### DATASET EXTRACT
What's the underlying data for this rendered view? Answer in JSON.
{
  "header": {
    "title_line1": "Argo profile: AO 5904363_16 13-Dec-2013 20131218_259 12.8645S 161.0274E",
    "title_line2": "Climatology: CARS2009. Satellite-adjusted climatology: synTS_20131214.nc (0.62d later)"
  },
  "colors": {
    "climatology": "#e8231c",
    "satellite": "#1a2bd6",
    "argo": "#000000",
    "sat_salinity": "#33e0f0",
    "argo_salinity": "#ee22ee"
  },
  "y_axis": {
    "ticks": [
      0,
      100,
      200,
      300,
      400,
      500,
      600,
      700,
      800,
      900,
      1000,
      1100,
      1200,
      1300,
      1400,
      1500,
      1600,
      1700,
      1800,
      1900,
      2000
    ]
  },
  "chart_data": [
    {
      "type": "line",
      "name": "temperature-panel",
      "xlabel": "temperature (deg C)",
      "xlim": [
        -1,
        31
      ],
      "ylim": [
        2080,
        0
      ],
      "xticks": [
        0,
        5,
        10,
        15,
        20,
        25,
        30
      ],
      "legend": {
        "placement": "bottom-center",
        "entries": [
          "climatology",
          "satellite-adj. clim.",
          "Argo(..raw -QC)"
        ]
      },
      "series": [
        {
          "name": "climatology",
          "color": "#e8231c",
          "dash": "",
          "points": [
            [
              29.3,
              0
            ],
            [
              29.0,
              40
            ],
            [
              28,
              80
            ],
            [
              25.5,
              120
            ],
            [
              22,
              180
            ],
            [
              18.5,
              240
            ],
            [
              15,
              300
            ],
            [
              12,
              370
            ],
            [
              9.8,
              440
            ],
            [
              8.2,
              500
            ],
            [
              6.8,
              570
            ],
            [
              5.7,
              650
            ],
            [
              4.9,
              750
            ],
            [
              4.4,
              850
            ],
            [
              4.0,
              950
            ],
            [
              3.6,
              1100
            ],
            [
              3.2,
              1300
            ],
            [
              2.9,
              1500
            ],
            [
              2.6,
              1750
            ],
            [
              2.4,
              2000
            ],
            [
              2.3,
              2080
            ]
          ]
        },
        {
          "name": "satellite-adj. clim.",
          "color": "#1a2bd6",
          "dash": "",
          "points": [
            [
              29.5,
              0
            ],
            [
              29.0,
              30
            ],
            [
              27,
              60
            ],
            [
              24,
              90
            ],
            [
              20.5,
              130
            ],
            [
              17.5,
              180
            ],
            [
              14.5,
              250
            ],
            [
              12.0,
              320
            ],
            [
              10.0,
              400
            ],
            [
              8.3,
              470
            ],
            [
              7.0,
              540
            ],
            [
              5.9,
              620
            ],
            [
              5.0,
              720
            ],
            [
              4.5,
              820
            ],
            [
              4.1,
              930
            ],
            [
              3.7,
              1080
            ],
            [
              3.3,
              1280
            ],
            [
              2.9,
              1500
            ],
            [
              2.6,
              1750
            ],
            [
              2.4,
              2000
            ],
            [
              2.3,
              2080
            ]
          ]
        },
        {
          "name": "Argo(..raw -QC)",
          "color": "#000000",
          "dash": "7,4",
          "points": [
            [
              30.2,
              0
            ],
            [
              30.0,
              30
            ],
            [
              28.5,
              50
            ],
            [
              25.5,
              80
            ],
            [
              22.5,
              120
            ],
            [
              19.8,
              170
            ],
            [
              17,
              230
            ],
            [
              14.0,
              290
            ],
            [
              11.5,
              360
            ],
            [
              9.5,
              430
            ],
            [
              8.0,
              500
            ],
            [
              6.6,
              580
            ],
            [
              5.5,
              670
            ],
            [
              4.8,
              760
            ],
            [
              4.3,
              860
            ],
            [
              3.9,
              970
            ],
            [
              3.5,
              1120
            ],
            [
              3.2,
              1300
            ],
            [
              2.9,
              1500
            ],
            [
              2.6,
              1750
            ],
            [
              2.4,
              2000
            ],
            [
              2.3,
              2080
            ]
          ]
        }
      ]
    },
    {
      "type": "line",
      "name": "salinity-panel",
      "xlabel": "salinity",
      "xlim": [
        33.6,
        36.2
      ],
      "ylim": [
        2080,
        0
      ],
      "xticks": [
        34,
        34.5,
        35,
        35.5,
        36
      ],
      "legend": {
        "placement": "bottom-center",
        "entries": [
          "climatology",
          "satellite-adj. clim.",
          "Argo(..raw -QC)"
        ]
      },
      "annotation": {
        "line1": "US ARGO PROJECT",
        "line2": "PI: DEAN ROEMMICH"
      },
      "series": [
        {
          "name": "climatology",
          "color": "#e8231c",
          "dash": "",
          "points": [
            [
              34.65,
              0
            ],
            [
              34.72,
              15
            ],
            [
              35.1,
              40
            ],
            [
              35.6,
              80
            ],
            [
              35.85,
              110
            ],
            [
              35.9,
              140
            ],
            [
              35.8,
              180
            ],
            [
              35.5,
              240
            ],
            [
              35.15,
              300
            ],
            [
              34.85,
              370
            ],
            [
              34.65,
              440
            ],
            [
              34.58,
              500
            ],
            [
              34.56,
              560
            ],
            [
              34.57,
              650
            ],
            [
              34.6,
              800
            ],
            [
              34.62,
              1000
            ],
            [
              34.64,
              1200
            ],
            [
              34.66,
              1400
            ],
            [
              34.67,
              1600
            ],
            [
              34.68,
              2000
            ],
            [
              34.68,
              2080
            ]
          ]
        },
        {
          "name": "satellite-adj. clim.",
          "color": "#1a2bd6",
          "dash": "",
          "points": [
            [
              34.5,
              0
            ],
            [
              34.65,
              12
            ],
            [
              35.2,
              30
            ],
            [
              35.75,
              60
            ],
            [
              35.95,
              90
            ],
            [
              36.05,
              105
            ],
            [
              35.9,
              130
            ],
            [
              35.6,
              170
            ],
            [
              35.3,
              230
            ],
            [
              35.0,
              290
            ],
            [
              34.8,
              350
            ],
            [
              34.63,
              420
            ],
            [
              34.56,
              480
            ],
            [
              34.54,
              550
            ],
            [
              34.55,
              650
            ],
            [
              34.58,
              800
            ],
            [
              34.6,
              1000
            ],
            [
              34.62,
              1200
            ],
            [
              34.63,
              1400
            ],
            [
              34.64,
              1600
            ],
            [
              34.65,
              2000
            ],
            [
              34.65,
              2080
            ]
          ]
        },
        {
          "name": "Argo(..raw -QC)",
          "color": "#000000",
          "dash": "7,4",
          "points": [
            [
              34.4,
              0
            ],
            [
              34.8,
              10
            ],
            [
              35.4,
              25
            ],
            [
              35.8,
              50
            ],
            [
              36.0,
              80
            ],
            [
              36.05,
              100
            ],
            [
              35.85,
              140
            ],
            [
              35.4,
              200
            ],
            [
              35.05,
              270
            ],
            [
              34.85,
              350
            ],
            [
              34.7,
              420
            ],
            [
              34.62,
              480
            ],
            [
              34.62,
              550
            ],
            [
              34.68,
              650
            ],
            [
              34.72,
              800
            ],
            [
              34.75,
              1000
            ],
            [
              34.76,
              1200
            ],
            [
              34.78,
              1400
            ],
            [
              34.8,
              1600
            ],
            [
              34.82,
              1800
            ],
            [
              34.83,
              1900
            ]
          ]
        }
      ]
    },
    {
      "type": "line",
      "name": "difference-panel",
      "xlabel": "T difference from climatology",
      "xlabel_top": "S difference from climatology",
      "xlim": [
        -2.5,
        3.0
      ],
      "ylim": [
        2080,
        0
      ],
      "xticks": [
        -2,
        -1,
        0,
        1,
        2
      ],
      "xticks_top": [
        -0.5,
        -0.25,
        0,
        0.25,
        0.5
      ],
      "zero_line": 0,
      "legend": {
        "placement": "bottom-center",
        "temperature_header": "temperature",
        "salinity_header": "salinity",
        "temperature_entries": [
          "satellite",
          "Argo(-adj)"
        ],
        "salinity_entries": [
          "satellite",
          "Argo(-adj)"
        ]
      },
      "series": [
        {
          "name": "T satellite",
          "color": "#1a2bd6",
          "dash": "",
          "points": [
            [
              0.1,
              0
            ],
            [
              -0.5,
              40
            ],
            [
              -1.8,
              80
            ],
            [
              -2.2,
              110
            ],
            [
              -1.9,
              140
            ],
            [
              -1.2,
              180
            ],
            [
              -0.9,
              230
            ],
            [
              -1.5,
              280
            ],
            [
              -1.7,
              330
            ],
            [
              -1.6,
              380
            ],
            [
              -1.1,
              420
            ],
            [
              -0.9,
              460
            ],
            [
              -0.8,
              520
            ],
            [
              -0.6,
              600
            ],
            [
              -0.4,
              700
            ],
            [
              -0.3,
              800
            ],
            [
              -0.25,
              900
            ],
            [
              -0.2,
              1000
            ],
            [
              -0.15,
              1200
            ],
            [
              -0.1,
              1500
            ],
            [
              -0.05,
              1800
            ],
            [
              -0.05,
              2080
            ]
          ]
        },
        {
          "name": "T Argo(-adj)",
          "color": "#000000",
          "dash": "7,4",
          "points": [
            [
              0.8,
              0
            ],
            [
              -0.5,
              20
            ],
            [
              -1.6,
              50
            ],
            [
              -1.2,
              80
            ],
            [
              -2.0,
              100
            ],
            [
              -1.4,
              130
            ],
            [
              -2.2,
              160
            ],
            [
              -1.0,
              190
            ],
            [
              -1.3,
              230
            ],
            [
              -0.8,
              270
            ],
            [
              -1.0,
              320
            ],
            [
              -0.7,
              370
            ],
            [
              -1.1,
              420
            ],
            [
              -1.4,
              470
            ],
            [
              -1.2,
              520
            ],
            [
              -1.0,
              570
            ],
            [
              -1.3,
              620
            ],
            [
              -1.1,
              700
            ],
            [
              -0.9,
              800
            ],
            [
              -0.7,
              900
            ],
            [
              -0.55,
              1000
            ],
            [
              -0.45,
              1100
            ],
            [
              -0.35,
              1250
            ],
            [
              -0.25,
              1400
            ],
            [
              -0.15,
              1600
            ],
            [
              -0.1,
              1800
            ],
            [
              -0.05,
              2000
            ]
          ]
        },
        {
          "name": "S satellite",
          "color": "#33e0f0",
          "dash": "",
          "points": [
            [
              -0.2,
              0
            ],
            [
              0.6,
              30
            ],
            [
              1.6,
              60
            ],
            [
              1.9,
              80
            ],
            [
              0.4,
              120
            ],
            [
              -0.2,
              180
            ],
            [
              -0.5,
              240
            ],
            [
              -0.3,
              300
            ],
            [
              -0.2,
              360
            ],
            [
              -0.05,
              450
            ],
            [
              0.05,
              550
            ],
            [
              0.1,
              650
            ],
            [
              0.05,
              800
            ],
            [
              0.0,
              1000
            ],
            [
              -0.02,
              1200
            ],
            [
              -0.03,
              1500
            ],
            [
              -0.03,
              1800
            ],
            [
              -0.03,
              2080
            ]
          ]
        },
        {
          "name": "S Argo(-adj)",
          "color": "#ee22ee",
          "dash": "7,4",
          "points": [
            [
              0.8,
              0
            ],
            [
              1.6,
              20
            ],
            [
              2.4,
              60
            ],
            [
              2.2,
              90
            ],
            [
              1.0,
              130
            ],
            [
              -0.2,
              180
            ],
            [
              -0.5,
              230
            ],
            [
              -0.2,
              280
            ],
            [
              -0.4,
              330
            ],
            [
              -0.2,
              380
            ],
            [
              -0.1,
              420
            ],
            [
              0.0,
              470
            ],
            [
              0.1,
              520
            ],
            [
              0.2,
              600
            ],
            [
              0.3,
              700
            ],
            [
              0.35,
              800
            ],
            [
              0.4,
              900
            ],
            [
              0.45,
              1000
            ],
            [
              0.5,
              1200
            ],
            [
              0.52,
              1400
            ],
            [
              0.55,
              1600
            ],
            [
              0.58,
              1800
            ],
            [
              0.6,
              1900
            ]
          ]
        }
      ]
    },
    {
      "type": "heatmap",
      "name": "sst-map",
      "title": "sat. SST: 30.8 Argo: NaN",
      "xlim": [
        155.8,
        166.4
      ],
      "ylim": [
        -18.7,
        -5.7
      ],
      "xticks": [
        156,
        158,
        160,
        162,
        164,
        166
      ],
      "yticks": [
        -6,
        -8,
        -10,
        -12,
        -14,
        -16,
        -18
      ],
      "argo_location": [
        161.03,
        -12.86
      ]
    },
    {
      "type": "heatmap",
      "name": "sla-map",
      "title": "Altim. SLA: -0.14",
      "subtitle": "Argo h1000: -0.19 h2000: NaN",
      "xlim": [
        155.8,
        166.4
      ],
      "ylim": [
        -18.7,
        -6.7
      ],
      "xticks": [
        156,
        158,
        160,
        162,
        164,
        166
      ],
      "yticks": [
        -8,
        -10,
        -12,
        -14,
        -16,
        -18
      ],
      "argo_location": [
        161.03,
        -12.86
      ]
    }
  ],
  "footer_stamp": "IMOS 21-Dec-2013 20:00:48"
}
==
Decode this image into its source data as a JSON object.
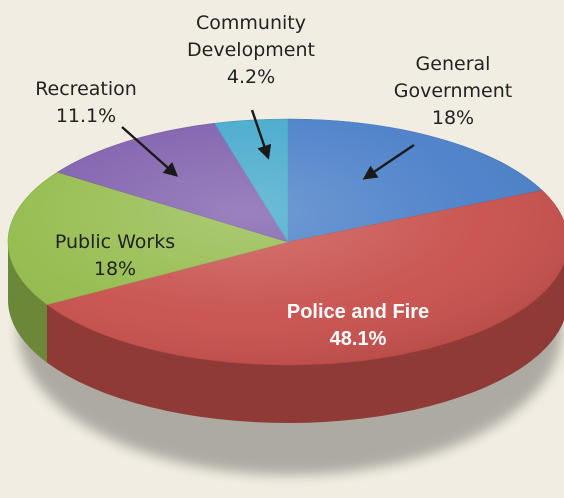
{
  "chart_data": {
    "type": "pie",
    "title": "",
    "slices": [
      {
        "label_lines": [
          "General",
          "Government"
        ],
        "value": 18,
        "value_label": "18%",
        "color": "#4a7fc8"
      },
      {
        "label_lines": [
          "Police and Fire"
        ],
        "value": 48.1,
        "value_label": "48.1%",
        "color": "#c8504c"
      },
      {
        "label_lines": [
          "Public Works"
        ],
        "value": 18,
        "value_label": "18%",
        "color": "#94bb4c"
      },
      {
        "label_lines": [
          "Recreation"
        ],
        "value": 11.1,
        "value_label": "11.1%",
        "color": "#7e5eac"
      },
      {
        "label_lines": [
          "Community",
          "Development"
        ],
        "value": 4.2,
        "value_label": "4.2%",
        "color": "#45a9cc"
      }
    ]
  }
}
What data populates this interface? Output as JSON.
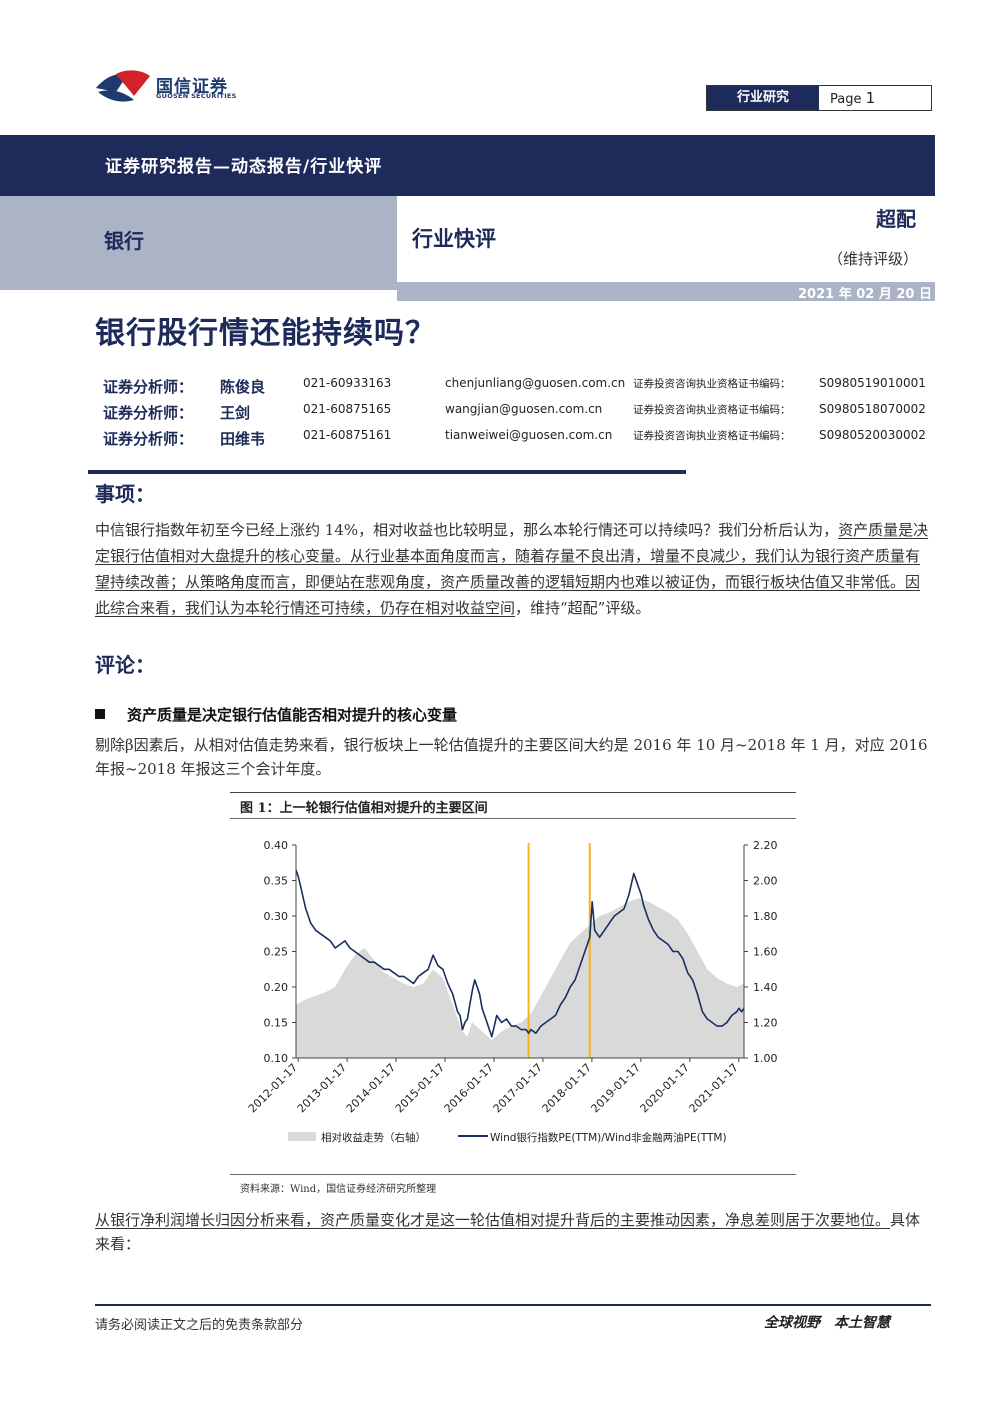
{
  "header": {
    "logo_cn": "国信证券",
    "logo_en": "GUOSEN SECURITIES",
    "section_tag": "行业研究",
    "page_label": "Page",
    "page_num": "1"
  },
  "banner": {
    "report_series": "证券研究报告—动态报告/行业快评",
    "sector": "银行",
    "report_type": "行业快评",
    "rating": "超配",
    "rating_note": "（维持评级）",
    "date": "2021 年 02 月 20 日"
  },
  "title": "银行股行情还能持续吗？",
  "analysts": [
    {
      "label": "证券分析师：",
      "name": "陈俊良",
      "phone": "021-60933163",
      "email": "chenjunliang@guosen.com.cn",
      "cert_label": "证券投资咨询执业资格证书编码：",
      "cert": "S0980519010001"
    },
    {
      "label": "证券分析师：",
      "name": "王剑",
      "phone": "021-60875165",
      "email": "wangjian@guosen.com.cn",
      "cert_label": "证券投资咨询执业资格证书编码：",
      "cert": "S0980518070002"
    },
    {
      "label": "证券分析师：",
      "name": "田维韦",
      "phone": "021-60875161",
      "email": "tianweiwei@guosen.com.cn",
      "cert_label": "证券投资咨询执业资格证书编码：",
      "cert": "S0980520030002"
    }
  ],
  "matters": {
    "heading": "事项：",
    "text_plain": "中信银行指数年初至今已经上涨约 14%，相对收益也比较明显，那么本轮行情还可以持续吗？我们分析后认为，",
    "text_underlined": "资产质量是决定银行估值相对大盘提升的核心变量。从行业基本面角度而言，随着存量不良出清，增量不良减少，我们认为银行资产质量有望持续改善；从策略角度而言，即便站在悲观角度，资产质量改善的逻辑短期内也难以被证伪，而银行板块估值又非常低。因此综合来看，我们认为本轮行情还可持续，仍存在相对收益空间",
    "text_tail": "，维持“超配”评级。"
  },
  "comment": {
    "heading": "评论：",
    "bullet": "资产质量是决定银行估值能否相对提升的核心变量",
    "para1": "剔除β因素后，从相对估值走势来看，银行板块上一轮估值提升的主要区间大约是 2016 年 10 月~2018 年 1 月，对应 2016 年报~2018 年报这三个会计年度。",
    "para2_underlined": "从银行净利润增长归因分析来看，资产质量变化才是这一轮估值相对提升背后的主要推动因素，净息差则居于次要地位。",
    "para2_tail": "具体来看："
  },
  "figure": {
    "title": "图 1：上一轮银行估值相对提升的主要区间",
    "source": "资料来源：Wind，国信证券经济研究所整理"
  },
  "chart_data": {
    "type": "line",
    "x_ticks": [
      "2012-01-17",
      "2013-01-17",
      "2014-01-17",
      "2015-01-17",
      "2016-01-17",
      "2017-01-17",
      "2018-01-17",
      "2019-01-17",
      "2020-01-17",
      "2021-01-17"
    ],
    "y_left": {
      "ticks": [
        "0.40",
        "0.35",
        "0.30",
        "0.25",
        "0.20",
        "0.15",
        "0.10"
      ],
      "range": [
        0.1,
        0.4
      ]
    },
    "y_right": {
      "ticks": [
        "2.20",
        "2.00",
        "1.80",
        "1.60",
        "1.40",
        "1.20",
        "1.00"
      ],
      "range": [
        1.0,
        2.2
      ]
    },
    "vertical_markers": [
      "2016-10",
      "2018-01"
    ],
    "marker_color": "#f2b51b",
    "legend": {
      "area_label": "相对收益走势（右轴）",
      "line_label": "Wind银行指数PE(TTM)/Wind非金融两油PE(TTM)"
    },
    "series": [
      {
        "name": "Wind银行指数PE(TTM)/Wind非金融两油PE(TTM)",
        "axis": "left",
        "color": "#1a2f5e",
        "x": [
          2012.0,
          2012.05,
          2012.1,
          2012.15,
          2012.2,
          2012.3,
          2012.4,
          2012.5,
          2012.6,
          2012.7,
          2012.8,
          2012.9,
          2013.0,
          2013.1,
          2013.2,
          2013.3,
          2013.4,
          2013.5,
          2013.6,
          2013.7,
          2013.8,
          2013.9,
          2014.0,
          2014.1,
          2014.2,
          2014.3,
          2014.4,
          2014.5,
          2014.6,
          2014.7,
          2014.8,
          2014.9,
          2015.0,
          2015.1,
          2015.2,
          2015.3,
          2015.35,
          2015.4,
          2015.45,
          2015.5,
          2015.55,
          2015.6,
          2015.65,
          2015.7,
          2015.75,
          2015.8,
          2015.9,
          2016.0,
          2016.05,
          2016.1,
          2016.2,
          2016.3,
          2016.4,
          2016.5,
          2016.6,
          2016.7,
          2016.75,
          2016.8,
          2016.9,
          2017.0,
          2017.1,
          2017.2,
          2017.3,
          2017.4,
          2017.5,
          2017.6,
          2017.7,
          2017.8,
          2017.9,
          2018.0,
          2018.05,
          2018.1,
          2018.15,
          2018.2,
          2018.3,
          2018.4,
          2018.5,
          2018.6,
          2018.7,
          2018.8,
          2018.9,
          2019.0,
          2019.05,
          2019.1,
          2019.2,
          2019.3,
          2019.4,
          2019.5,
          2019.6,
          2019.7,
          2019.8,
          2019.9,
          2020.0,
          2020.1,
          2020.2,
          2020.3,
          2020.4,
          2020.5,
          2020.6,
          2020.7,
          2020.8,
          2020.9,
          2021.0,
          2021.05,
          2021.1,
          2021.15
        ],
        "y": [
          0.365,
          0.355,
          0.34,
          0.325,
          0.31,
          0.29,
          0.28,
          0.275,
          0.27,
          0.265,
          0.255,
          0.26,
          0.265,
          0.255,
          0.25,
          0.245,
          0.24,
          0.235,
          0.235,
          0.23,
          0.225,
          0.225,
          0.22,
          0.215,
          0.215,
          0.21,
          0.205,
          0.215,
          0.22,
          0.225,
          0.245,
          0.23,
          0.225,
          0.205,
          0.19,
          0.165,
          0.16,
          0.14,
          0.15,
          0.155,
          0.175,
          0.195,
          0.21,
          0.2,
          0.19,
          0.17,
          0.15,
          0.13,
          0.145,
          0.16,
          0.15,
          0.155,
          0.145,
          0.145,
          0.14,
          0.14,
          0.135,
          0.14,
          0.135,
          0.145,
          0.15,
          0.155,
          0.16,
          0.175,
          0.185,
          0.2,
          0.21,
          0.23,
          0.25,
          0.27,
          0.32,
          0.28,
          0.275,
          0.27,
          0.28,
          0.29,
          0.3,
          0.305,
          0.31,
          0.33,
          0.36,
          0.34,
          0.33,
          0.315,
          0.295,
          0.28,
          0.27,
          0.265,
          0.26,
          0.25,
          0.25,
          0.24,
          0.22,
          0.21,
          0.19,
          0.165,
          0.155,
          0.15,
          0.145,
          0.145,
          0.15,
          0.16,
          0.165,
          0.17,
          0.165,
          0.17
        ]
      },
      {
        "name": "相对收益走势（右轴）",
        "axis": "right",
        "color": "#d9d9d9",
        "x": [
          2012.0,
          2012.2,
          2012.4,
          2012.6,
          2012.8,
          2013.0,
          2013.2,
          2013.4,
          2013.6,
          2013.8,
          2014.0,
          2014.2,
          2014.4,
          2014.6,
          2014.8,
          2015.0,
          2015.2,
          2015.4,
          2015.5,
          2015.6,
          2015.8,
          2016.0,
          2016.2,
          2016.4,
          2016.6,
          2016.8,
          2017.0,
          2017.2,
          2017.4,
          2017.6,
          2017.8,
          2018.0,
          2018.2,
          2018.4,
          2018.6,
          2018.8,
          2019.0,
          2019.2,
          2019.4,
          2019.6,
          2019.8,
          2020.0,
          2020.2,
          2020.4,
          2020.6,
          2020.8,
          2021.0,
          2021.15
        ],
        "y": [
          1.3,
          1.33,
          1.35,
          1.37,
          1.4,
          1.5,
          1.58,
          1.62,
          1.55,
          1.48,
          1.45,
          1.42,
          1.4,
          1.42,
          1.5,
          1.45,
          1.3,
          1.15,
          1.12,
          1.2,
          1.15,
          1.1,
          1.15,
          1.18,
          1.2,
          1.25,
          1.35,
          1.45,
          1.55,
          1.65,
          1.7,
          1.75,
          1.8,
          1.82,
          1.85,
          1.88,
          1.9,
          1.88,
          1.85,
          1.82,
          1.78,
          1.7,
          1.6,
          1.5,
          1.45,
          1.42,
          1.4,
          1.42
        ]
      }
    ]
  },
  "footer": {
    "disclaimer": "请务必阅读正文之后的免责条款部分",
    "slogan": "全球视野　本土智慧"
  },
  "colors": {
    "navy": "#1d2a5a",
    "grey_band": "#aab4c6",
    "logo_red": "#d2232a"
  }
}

### TASK OBJECTIVE
In the material above, find each line that contains the word "source", and select it.

### SOLUTION FOR THIS TASK
Decode this image into its source data as a JSON object.
    "source": "资料来源：Wind，国信证券经济研究所整理"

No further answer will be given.